__TASK DIRECTIONS__.
Extract every line below that contains the word "Egne".

__EXTRACTED RECORDS__.

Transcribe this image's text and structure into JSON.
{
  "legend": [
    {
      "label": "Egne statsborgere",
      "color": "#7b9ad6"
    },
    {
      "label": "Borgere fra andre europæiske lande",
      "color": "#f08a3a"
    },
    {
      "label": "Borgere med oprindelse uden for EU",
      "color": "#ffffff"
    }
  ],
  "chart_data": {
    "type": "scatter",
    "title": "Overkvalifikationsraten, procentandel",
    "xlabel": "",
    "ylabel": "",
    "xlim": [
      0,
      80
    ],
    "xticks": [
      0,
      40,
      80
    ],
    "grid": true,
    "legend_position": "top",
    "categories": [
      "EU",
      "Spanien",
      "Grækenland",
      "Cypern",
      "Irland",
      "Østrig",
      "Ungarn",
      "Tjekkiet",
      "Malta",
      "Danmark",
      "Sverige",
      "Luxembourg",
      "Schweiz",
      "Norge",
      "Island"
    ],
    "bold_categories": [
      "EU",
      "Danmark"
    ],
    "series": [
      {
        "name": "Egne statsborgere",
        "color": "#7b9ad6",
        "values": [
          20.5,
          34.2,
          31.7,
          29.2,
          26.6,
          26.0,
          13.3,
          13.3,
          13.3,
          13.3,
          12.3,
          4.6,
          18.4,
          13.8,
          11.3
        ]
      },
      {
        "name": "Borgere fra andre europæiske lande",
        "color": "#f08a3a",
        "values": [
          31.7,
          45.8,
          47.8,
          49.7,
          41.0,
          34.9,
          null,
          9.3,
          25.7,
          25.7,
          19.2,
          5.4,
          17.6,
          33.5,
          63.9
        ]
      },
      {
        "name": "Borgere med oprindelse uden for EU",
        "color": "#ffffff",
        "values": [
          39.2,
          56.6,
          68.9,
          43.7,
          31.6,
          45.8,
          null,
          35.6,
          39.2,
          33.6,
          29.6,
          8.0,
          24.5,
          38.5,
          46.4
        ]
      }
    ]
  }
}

__EXPECTED ANSWER__.
      "label": "Egne statsborgere",
        "name": "Egne statsborgere",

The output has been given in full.